→ WHAT NEEDS TO BE DONE:
Rewrite the book review passage from "In this sequel" to "most diverting pop.", putting "doubt" in place of "skepticism".

→ TEXT EXCERPT:
=======

In this sequel to The Natural History of Nonsense, Professor Evans carries forward the thankless task of serving as spokesman for that minority of the human species which has been burned, racked, pilloried, and otherwise molested for possessing a bump of skepticism and a bent toward rationality. Mr. Evans is equipped with encyclopedic knowledge, a tenacious spirit of inquiry, and a prose style which punctures a balloonful of error with a most diverting pop.
His current assault on legend, unreason, cockeyed gullibility, and wishful thinking singles out a wondrous diversity of targets. Among them are the so-called “scientific evidence” in favor of telepathy and extrasensory perception; famous sayings by famous people who didn’t say them; cant notions about history, such as the currently fashionable cliché that the Middle Ages was the Age of Faith (Evans has no trouble showing that irreligion, anticlericalism, and manifold heresies were rife); homely fallacies about matters such as mothballs and mousetraps; popular misconceptions about poisons, drug addiction, aphrodisiacs; the folklore of pregnancy, crime, the law, youth, and old age. Probably the most subversive facts and figures dispensed by Mr. Evans are those pertaining to the American’s pride, joy, and necessity — his automobile. The author’s telling documentation suggests that the social effects of the automobile are beginning to rival in sheer horror those of the Black Death in medieval times.
A hero of our time
In Atoms in the Family (University of Chicago Press, $4.00), Laura Fermi gives us a wife’s-eye view of a new and enigmatic type of genius: the pioneer nuclear physicist. Born in 1901, Enrico Fermi is one of the three or four men most responsible for bringing about the advent of the Atomic Age. In 1938, he won the Nobel Prize for his studies in radioactive substances. Four years later, a telephone call to the Office of Scientific Research and Development at Harvard reported that “the Italian navigator” had reached the New World and had found the natives very friendly: under Fermi’s direction the first man-made self-sustaining chain reaction had been achieved in an atomic pile built in a Chicago squash court. In 1946, Fermi was awarded the Congressional Medal of Merit for his leading contribution to the development of the atomic bomb.
The United States owes its acquisition of Fermi’s genius to the fact that his wife was Jewish; when Mussolini started aping Hitler’s anti-Semitic measures, Fermi, himself a Catholic, decided it was time to quit Italy. The Americanization of these two remarkable people is an engaging strand in Mrs. Fermi’s book. The central drama, of course, is Fermi’s pioneer work in nuclear physics. The author recalls the excitement and the humorous sidelights of her husband’s early experiments in Rome, climaxed by the trail-blazing discovery of the nuclear reactions effected by sloweddown neutrons. She describes the dramatic triumph in the Chicago squash court, and the seventeen months which the Fermis spent at Los Alamos. She gives us her impressions of many leading physicists, including Klaus Fuchs, whom she frequently met at Los Alamos parties, and Bruno Pontecorvo, whom the Fermis knew intimately and whose disappearance behind the iron curtain utterly amazed them.

=======

→ ENTRIES SHOWN:

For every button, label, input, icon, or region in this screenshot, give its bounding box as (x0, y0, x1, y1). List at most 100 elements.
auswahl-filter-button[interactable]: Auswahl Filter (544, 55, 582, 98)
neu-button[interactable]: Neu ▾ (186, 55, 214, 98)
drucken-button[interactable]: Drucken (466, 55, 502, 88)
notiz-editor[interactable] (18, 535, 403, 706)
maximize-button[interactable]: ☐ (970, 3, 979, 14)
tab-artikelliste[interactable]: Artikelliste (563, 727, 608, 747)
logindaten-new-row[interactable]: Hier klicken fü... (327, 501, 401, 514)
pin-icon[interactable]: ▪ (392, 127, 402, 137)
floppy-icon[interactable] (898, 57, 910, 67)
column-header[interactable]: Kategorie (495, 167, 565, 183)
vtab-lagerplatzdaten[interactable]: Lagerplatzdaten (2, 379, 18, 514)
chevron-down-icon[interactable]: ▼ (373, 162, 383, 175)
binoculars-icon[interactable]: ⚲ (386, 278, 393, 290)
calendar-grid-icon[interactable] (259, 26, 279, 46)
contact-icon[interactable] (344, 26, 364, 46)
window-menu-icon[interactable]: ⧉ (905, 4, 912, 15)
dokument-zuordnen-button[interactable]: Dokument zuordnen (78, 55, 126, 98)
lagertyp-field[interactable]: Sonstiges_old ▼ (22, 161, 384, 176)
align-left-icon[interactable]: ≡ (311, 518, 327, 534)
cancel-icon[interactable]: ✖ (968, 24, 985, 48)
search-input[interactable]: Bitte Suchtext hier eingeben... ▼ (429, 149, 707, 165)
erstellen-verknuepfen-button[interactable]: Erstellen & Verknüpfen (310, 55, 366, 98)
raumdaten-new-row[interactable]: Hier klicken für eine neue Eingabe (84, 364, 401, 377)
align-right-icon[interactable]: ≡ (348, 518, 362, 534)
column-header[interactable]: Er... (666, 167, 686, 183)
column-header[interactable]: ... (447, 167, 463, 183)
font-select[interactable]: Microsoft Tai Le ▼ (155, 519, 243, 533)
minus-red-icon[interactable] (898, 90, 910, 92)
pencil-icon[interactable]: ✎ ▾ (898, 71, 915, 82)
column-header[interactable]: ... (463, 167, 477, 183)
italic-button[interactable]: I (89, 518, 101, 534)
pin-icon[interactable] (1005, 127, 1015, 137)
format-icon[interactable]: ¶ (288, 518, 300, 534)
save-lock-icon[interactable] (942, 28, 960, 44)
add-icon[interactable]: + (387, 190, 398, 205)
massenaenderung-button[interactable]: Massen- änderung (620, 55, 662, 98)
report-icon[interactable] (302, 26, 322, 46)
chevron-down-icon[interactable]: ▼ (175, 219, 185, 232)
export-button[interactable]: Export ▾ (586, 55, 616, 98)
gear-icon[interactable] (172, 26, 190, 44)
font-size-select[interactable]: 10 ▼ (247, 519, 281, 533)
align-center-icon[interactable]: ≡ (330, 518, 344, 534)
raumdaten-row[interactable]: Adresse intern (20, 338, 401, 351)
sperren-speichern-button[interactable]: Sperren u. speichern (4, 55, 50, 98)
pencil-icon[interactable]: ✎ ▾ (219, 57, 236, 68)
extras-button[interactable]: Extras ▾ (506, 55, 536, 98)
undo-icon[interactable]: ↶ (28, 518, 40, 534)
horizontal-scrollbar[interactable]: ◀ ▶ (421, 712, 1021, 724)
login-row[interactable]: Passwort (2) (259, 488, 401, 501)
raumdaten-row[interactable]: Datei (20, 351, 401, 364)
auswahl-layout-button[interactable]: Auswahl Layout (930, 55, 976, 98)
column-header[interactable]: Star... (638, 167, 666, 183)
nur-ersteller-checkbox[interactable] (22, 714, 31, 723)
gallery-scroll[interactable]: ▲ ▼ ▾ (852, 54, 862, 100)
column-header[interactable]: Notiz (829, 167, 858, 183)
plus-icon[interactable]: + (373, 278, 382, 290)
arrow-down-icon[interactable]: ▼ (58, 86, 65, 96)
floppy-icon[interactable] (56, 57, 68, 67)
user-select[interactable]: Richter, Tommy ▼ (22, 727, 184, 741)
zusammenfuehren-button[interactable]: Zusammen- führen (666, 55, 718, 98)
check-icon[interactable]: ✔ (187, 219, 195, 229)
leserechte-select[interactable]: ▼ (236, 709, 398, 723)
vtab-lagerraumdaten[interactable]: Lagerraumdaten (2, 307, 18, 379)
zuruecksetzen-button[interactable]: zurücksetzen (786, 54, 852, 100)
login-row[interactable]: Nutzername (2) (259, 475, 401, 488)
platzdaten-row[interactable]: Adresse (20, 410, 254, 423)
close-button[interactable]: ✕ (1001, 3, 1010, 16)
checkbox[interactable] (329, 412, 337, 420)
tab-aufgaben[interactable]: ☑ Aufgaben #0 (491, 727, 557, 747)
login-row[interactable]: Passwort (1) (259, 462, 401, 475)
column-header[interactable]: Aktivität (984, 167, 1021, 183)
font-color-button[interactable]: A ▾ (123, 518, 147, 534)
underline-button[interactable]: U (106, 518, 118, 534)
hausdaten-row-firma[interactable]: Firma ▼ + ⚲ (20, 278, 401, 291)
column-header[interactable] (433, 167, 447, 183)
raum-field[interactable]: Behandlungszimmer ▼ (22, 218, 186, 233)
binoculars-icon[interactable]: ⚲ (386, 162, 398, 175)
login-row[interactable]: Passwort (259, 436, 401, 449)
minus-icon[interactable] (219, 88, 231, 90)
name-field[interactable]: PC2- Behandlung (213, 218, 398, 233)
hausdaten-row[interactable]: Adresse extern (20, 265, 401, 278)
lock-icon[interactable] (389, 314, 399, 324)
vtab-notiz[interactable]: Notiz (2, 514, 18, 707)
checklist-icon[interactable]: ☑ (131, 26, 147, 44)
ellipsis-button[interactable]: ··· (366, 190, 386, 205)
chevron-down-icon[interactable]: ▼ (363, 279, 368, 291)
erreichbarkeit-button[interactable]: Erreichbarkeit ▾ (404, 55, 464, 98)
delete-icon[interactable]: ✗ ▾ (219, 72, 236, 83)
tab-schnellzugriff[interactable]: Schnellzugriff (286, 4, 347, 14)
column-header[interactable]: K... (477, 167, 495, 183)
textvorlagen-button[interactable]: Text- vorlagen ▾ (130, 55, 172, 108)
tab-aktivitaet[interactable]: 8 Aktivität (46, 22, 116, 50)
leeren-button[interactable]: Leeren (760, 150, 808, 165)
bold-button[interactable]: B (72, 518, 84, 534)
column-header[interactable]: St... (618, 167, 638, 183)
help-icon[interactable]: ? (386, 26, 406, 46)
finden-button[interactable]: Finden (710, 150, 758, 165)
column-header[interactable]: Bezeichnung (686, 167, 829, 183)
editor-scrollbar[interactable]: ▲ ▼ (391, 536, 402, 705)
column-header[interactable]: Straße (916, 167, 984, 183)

=======

→ COMPLETED EXERCISE:
In this sequel to The Natural History of Nonsense, Professor Evans carries forward the thankless task of serving as spokesman for that minority of the human species which has been burned, racked, pilloried, and otherwise molested for possessing a bump of doubt and a bent toward rationality. Mr. Evans is equipped with encyclopedic knowledge, a tenacious spirit of inquiry, and a prose style which punctures a balloonful of error with a most diverting pop.